Directions
Without the pictures, give the entries below again exactly as written.

---------- The input

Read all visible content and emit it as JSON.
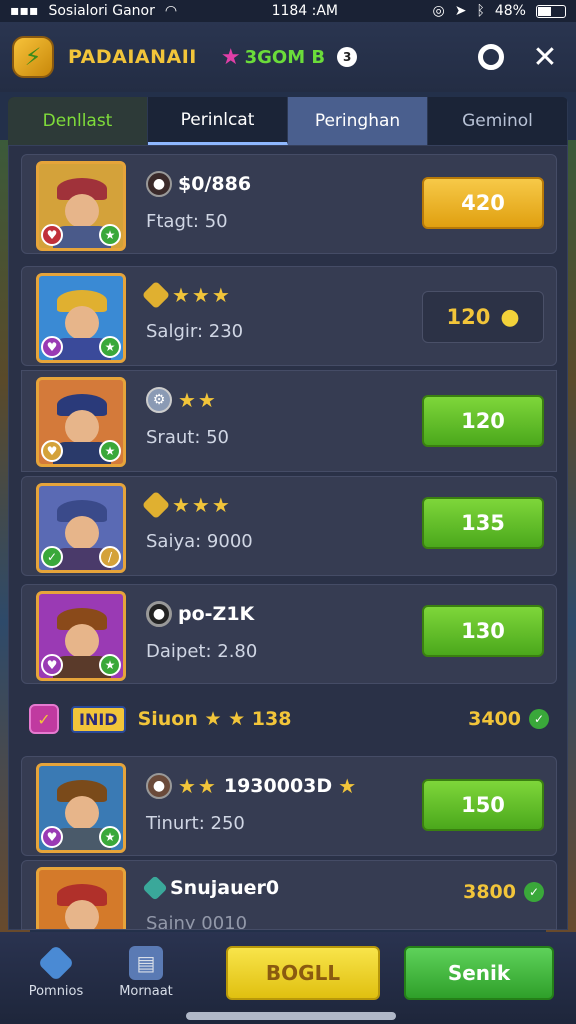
{
  "status_bar": {
    "carrier": "Sosialori Ganor",
    "time": "1184 :AM",
    "battery": "48%"
  },
  "header": {
    "title": "PADAIANAII",
    "subtitle": "3GOM B",
    "subtitle_badge": "3"
  },
  "tabs": [
    {
      "label": "Denllast"
    },
    {
      "label": "Perinlcat"
    },
    {
      "label": "Peringhan"
    },
    {
      "label": "Geminol"
    }
  ],
  "rows": [
    {
      "name": "$0/886",
      "stat": "Ftagt: 50",
      "price": "420",
      "button_style": "yellow",
      "stars": "",
      "avatar_color": "#d4a23a",
      "hat_color": "#a0323a",
      "body_color": "#4a5a8a"
    },
    {
      "name": "",
      "stars": "★★★",
      "stat": "Salgir: 230",
      "price": "120",
      "button_style": "dark",
      "avatar_color": "#3a8ad4",
      "hat_color": "#e0b030",
      "body_color": "#3a4a9a"
    },
    {
      "name": "",
      "stars": "★★",
      "stat": "Sraut: 50",
      "price": "120",
      "button_style": "green",
      "avatar_color": "#d47a3a",
      "hat_color": "#2a3a7a",
      "body_color": "#2a3a6a"
    },
    {
      "name": "",
      "stars": "★★★",
      "stat": "Saiya: 9000",
      "price": "135",
      "button_style": "green",
      "avatar_color": "#5a6ab4",
      "hat_color": "#3a4a8a",
      "body_color": "#4a3a6a"
    },
    {
      "name": "po-Z1K",
      "stars": "",
      "stat": "Daipet: 2.80",
      "price": "130",
      "button_style": "green",
      "avatar_color": "#9a3ab4",
      "hat_color": "#8a4a1a",
      "body_color": "#5a3a2a"
    }
  ],
  "vip": {
    "tag": "INID",
    "text": "Siuon ★ ★ 138",
    "value": "3400"
  },
  "rows2": [
    {
      "name": "1930003D",
      "stars_pre": "★★",
      "stars_post": "★",
      "stat": "Tinurt: 250",
      "price": "150",
      "avatar_color": "#3a7ab4",
      "hat_color": "#7a4a1a",
      "body_color": "#4a5a6a"
    },
    {
      "name": "Snujauer0",
      "stat": "Sainy 0010",
      "price": "3800",
      "avatar_color": "#d47a2a",
      "hat_color": "#b0302a",
      "body_color": "#6a3a2a"
    }
  ],
  "bottom_nav": {
    "item1": "Pomnios",
    "item2": "Mornaat",
    "button_yellow": "BOGLL",
    "button_green": "Senik"
  }
}
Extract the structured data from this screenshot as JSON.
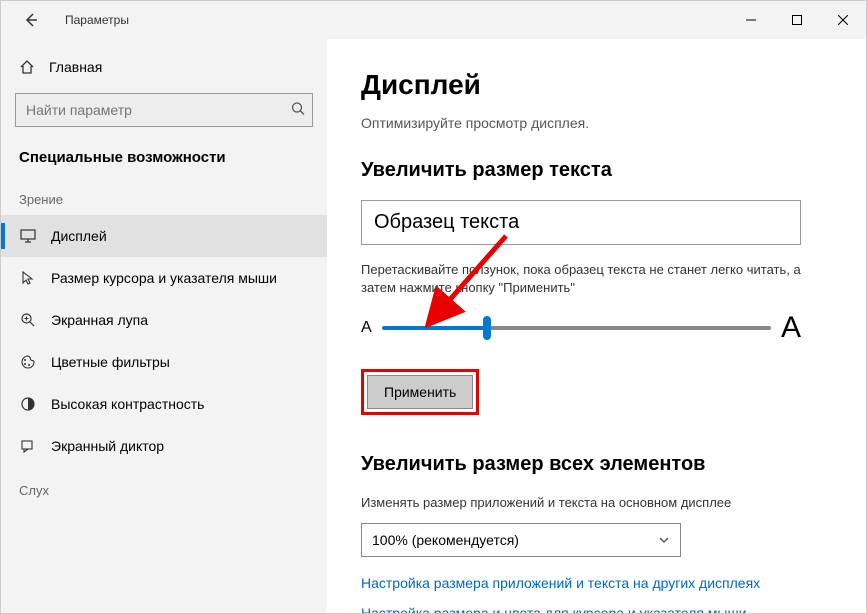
{
  "window": {
    "title": "Параметры"
  },
  "sidebar": {
    "home": "Главная",
    "search_placeholder": "Найти параметр",
    "section": "Специальные возможности",
    "group_vision": "Зрение",
    "group_hearing": "Слух",
    "items": [
      {
        "label": "Дисплей"
      },
      {
        "label": "Размер курсора и указателя мыши"
      },
      {
        "label": "Экранная лупа"
      },
      {
        "label": "Цветные фильтры"
      },
      {
        "label": "Высокая контрастность"
      },
      {
        "label": "Экранный диктор"
      }
    ]
  },
  "main": {
    "heading": "Дисплей",
    "subtitle": "Оптимизируйте просмотр дисплея.",
    "section1_heading": "Увеличить размер текста",
    "sample_text": "Образец текста",
    "slider_desc": "Перетаскивайте ползунок, пока образец текста не станет легко читать, а затем нажмите кнопку \"Применить\"",
    "small_a": "A",
    "big_a": "A",
    "apply_label": "Применить",
    "section2_heading": "Увеличить размер всех элементов",
    "dropdown_desc": "Изменять размер приложений и текста на основном дисплее",
    "dropdown_value": "100% (рекомендуется)",
    "link1": "Настройка размера приложений и текста на других дисплеях",
    "link2": "Настройка размера и цвета для курсора и указателя мыши"
  },
  "annotation": {
    "arrow_color": "#e60000"
  }
}
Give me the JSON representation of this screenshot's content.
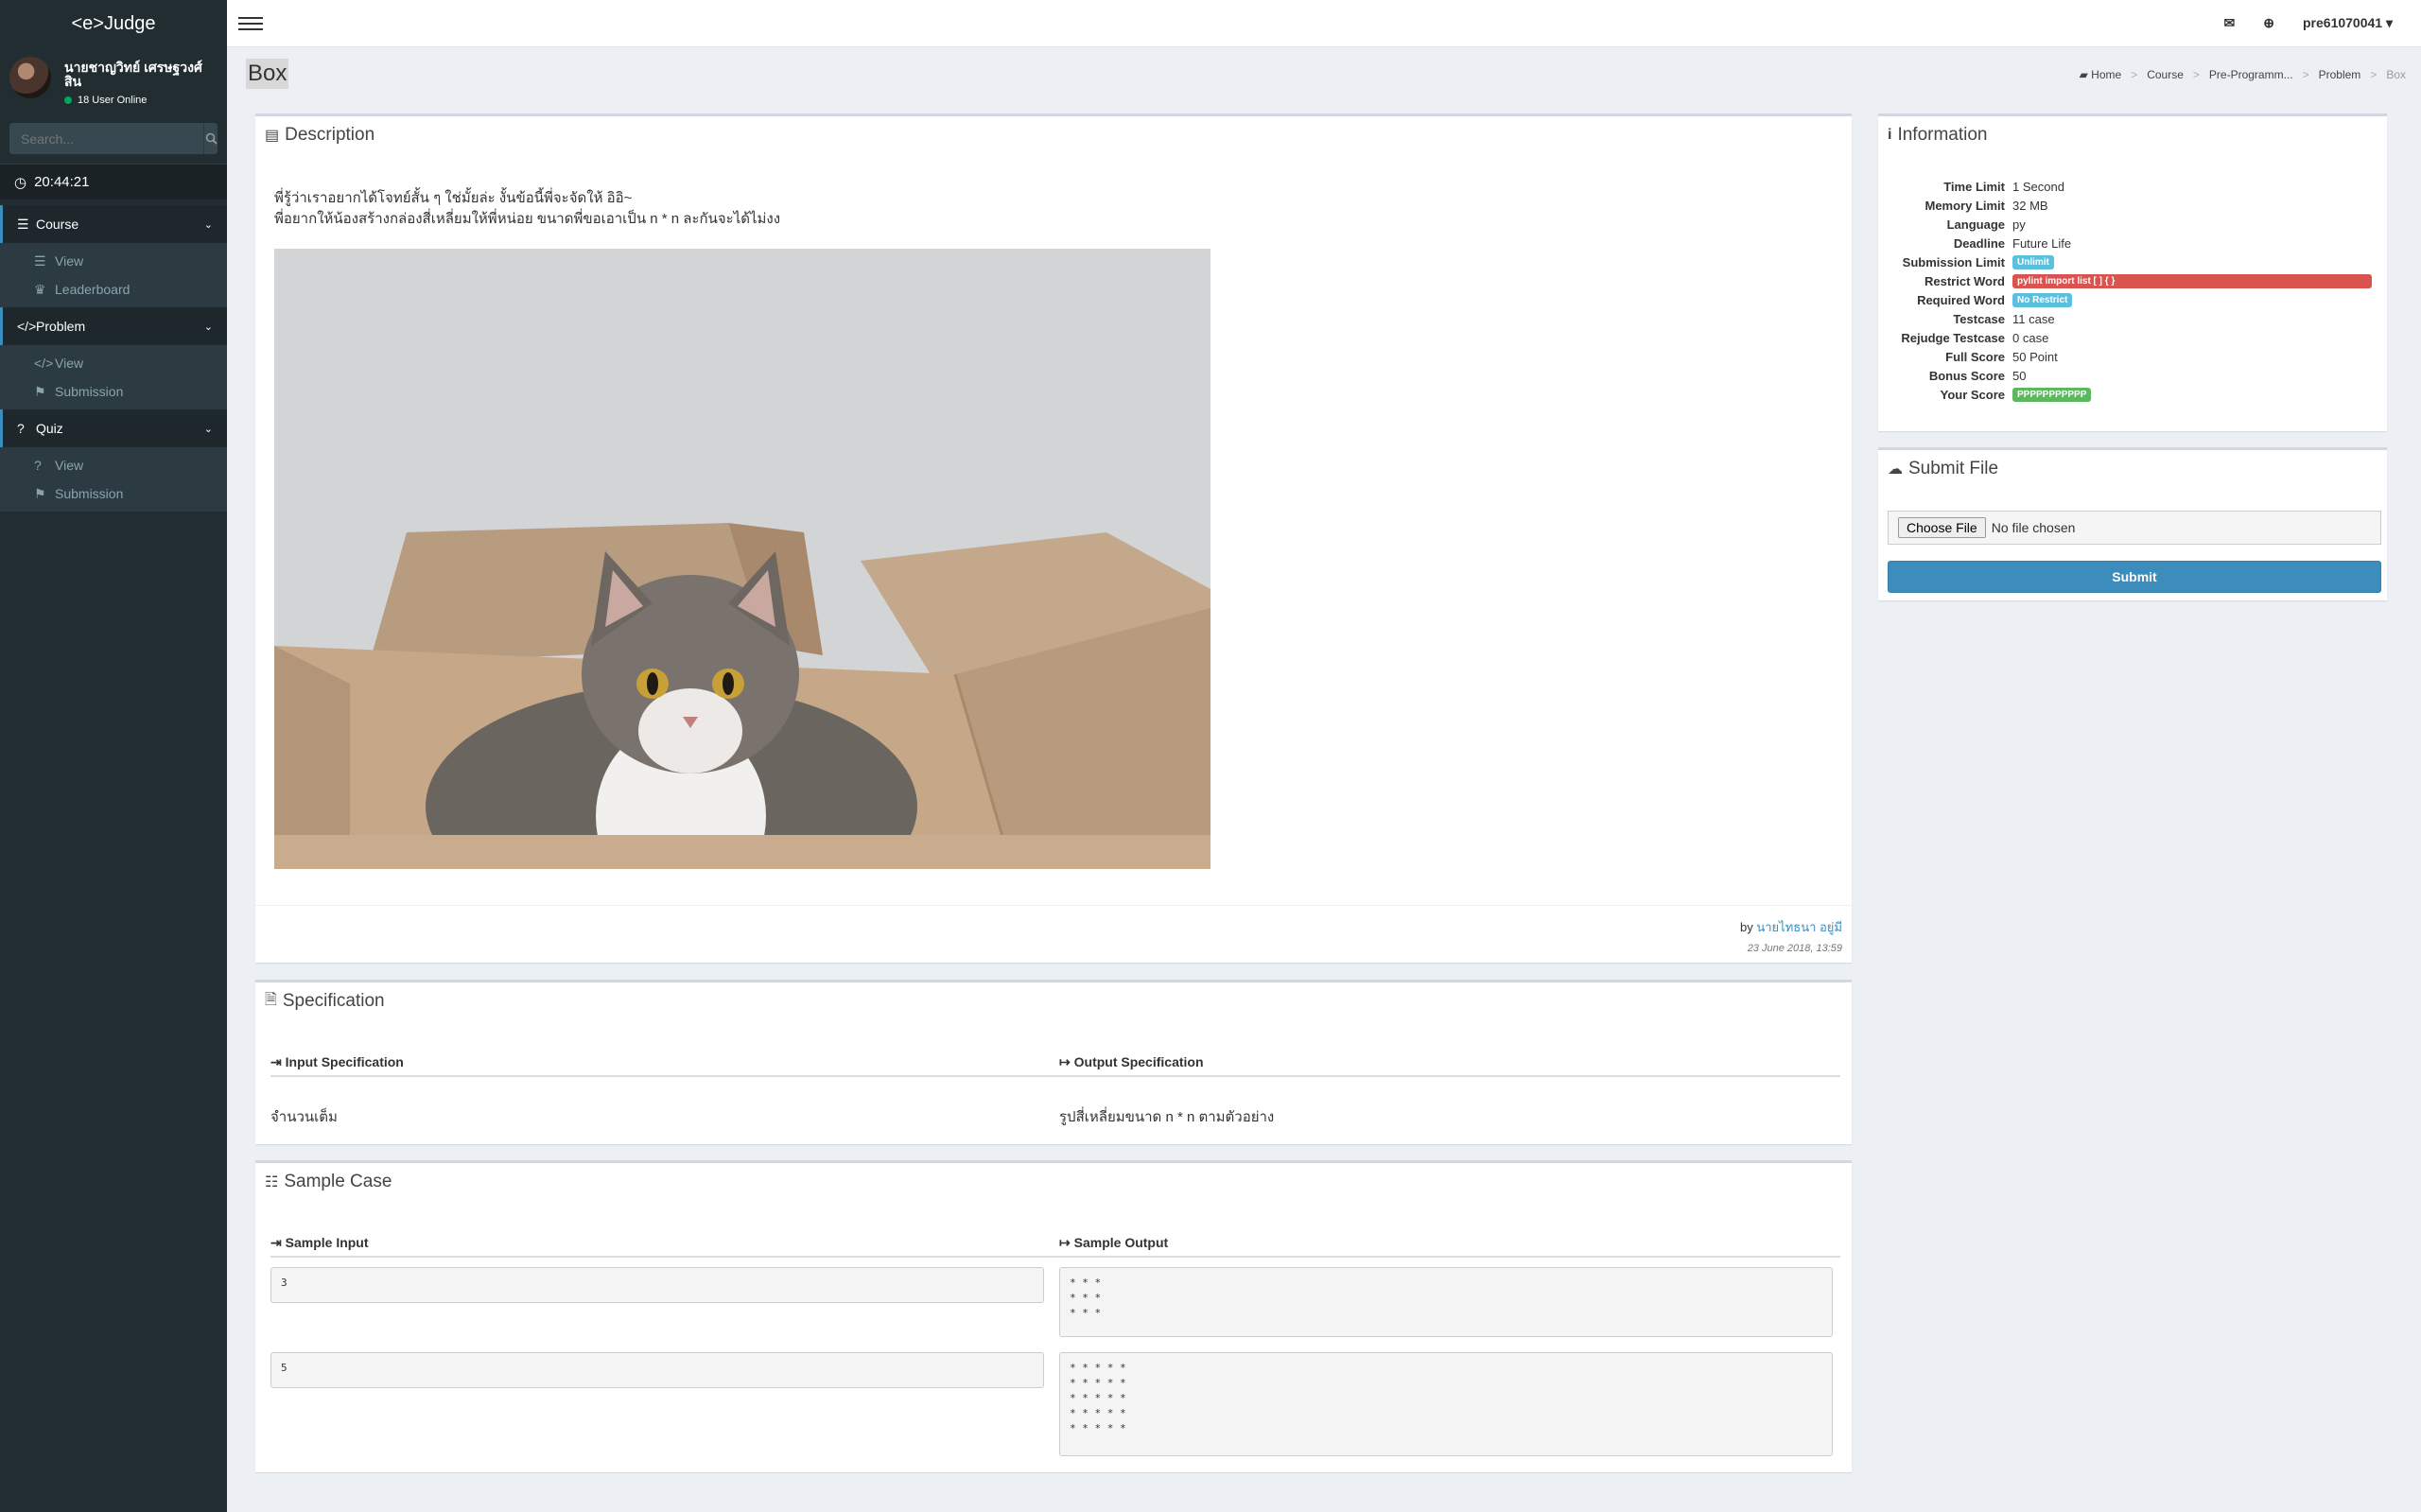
{
  "app": {
    "logo": "<e>Judge"
  },
  "user": {
    "name": "นายชาญวิทย์ เศรษฐวงศ์สิน",
    "online": "18 User Online"
  },
  "search": {
    "placeholder": "Search..."
  },
  "clock": {
    "time": "20:44:21"
  },
  "menu": {
    "course": {
      "label": "Course",
      "items": [
        "View",
        "Leaderboard"
      ]
    },
    "problem": {
      "label": "Problem",
      "items": [
        "View",
        "Submission"
      ]
    },
    "quiz": {
      "label": "Quiz",
      "items": [
        "View",
        "Submission"
      ]
    }
  },
  "topbar": {
    "username": "pre61070041"
  },
  "page": {
    "title": "Box"
  },
  "breadcrumb": [
    "Home",
    "Course",
    "Pre-Programm...",
    "Problem",
    "Box"
  ],
  "description": {
    "title": "Description",
    "line1": "พี่รู้ว่าเราอยากได้โจทย์สั้น ๆ ใช่มั้ยล่ะ งั้นข้อนี้พี่จะจัดให้ อิอิ~",
    "line2": "พี่อยากให้น้องสร้างกล่องสี่เหลี่ยมให้พี่หน่อย ขนาดพี่ขอเอาเป็น n * n ละกันจะได้ไม่งง",
    "by": "by",
    "author": "นายไทธนา อยู่มี",
    "date": "23 June 2018, 13:59"
  },
  "specification": {
    "title": "Specification",
    "input_head": "Input Specification",
    "output_head": "Output Specification",
    "input_text": "จำนวนเต็ม",
    "output_text": "รูปสี่เหลี่ยมขนาด n * n ตามตัวอย่าง"
  },
  "sample": {
    "title": "Sample Case",
    "input_head": "Sample Input",
    "output_head": "Sample Output",
    "cases": [
      {
        "input": "3",
        "output": "* * *\n* * *\n* * *"
      },
      {
        "input": "5",
        "output": "* * * * *\n* * * * *\n* * * * *\n* * * * *\n* * * * *"
      }
    ]
  },
  "information": {
    "title": "Information",
    "rows": [
      {
        "label": "Time Limit",
        "value": "1 Second"
      },
      {
        "label": "Memory Limit",
        "value": "32 MB"
      },
      {
        "label": "Language",
        "value": "py"
      },
      {
        "label": "Deadline",
        "value": "Future Life"
      },
      {
        "label": "Submission Limit",
        "value": "Unlimit"
      },
      {
        "label": "Restrict Word",
        "value": "pylint import list [ ] { }"
      },
      {
        "label": "Required Word",
        "value": "No Restrict"
      },
      {
        "label": "Testcase",
        "value": "11 case"
      },
      {
        "label": "Rejudge Testcase",
        "value": "0 case"
      },
      {
        "label": "Full Score",
        "value": "50 Point"
      },
      {
        "label": "Bonus Score",
        "value": "50"
      },
      {
        "label": "Your Score",
        "value": "PPPPPPPPPPP"
      }
    ]
  },
  "submit_file": {
    "title": "Submit File",
    "choose_label": "Choose File",
    "no_file": "No file chosen",
    "submit_label": "Submit"
  },
  "colors": {
    "accent": "#3c8dbc",
    "sidebar": "#222d32",
    "danger": "#d9534f",
    "success": "#5cb85c",
    "info": "#5bc0de"
  }
}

--------------------

Response to the task
Read all visible content and emit it as JSON.
{
  "status_bar": {
    "carrier": "Sosialori Ganor",
    "time": "1184 :AM",
    "battery": "48%"
  },
  "header": {
    "title": "PADAIANAII",
    "subtitle": "3GOM B",
    "subtitle_badge": "3"
  },
  "tabs": [
    {
      "label": "Denllast"
    },
    {
      "label": "Perinlcat"
    },
    {
      "label": "Peringhan"
    },
    {
      "label": "Geminol"
    }
  ],
  "rows": [
    {
      "name": "$0/886",
      "stat": "Ftagt: 50",
      "price": "420",
      "button_style": "yellow",
      "stars": "",
      "avatar_color": "#d4a23a",
      "hat_color": "#a0323a",
      "body_color": "#4a5a8a"
    },
    {
      "name": "",
      "stars": "★★★",
      "stat": "Salgir: 230",
      "price": "120",
      "button_style": "dark",
      "avatar_color": "#3a8ad4",
      "hat_color": "#e0b030",
      "body_color": "#3a4a9a"
    },
    {
      "name": "",
      "stars": "★★",
      "stat": "Sraut: 50",
      "price": "120",
      "button_style": "green",
      "avatar_color": "#d47a3a",
      "hat_color": "#2a3a7a",
      "body_color": "#2a3a6a"
    },
    {
      "name": "",
      "stars": "★★★",
      "stat": "Saiya: 9000",
      "price": "135",
      "button_style": "green",
      "avatar_color": "#5a6ab4",
      "hat_color": "#3a4a8a",
      "body_color": "#4a3a6a"
    },
    {
      "name": "po-Z1K",
      "stars": "",
      "stat": "Daipet: 2.80",
      "price": "130",
      "button_style": "green",
      "avatar_color": "#9a3ab4",
      "hat_color": "#8a4a1a",
      "body_color": "#5a3a2a"
    }
  ],
  "vip": {
    "tag": "INID",
    "text": "Siuon ★ ★ 138",
    "value": "3400"
  },
  "rows2": [
    {
      "name": "1930003D",
      "stars_pre": "★★",
      "stars_post": "★",
      "stat": "Tinurt: 250",
      "price": "150",
      "avatar_color": "#3a7ab4",
      "hat_color": "#7a4a1a",
      "body_color": "#4a5a6a"
    },
    {
      "name": "Snujauer0",
      "stat": "Sainy 0010",
      "price": "3800",
      "avatar_color": "#d47a2a",
      "hat_color": "#b0302a",
      "body_color": "#6a3a2a"
    }
  ],
  "bottom_nav": {
    "item1": "Pomnios",
    "item2": "Mornaat",
    "button_yellow": "BOGLL",
    "button_green": "Senik"
  }
}
Extract the structured data from this screenshot as JSON.
{
  "window": {
    "title": "Параметры"
  },
  "sidebar": {
    "home": "Главная",
    "search_placeholder": "Найти параметр",
    "section": "Специальные возможности",
    "group_vision": "Зрение",
    "group_hearing": "Слух",
    "items": [
      {
        "label": "Дисплей"
      },
      {
        "label": "Размер курсора и указателя мыши"
      },
      {
        "label": "Экранная лупа"
      },
      {
        "label": "Цветные фильтры"
      },
      {
        "label": "Высокая контрастность"
      },
      {
        "label": "Экранный диктор"
      }
    ]
  },
  "main": {
    "heading": "Дисплей",
    "subtitle": "Оптимизируйте просмотр дисплея.",
    "section1_heading": "Увеличить размер текста",
    "sample_text": "Образец текста",
    "slider_desc": "Перетаскивайте ползунок, пока образец текста не станет легко читать, а затем нажмите кнопку \"Применить\"",
    "small_a": "A",
    "big_a": "A",
    "apply_label": "Применить",
    "section2_heading": "Увеличить размер всех элементов",
    "dropdown_desc": "Изменять размер приложений и текста на основном дисплее",
    "dropdown_value": "100% (рекомендуется)",
    "link1": "Настройка размера приложений и текста на других дисплеях",
    "link2": "Настройка размера и цвета для курсора и указателя мыши"
  },
  "annotation": {
    "arrow_color": "#e60000"
  }
}
Give me the JSON representation of this screenshot's content.
{
  "app": {
    "logo": "<e>Judge"
  },
  "user": {
    "name": "นายชาญวิทย์ เศรษฐวงศ์สิน",
    "online": "18 User Online"
  },
  "search": {
    "placeholder": "Search..."
  },
  "clock": {
    "time": "20:44:21"
  },
  "menu": {
    "course": {
      "label": "Course",
      "items": [
        "View",
        "Leaderboard"
      ]
    },
    "problem": {
      "label": "Problem",
      "items": [
        "View",
        "Submission"
      ]
    },
    "quiz": {
      "label": "Quiz",
      "items": [
        "View",
        "Submission"
      ]
    }
  },
  "topbar": {
    "username": "pre61070041"
  },
  "page": {
    "title": "Box"
  },
  "breadcrumb": [
    "Home",
    "Course",
    "Pre-Programm...",
    "Problem",
    "Box"
  ],
  "description": {
    "title": "Description",
    "line1": "พี่รู้ว่าเราอยากได้โจทย์สั้น ๆ ใช่มั้ยล่ะ งั้นข้อนี้พี่จะจัดให้ อิอิ~",
    "line2": "พี่อยากให้น้องสร้างกล่องสี่เหลี่ยมให้พี่หน่อย ขนาดพี่ขอเอาเป็น n * n ละกันจะได้ไม่งง",
    "by": "by",
    "author": "นายไทธนา อยู่มี",
    "date": "23 June 2018, 13:59"
  },
  "specification": {
    "title": "Specification",
    "input_head": "Input Specification",
    "output_head": "Output Specification",
    "input_text": "จำนวนเต็ม",
    "output_text": "รูปสี่เหลี่ยมขนาด n * n ตามตัวอย่าง"
  },
  "sample": {
    "title": "Sample Case",
    "input_head": "Sample Input",
    "output_head": "Sample Output",
    "cases": [
      {
        "input": "3",
        "output": "* * *\n* * *\n* * *"
      },
      {
        "input": "5",
        "output": "* * * * *\n* * * * *\n* * * * *\n* * * * *\n* * * * *"
      }
    ]
  },
  "information": {
    "title": "Information",
    "rows": [
      {
        "label": "Time Limit",
        "value": "1 Second"
      },
      {
        "label": "Memory Limit",
        "value": "32 MB"
      },
      {
        "label": "Language",
        "value": "py"
      },
      {
        "label": "Deadline",
        "value": "Future Life"
      },
      {
        "label": "Submission Limit",
        "value": "Unlimit"
      },
      {
        "label": "Restrict Word",
        "value": "pylint import list [ ] { }"
      },
      {
        "label": "Required Word",
        "value": "No Restrict"
      },
      {
        "label": "Testcase",
        "value": "11 case"
      },
      {
        "label": "Rejudge Testcase",
        "value": "0 case"
      },
      {
        "label": "Full Score",
        "value": "50 Point"
      },
      {
        "label": "Bonus Score",
        "value": "50"
      },
      {
        "label": "Your Score",
        "value": "PPPPPPPPPPP"
      }
    ]
  },
  "submit_file": {
    "title": "Submit File",
    "choose_label": "Choose File",
    "no_file": "No file chosen",
    "submit_label": "Submit"
  },
  "colors": {
    "accent": "#3c8dbc",
    "sidebar": "#222d32",
    "danger": "#d9534f",
    "success": "#5cb85c",
    "info": "#5bc0de"
  }
}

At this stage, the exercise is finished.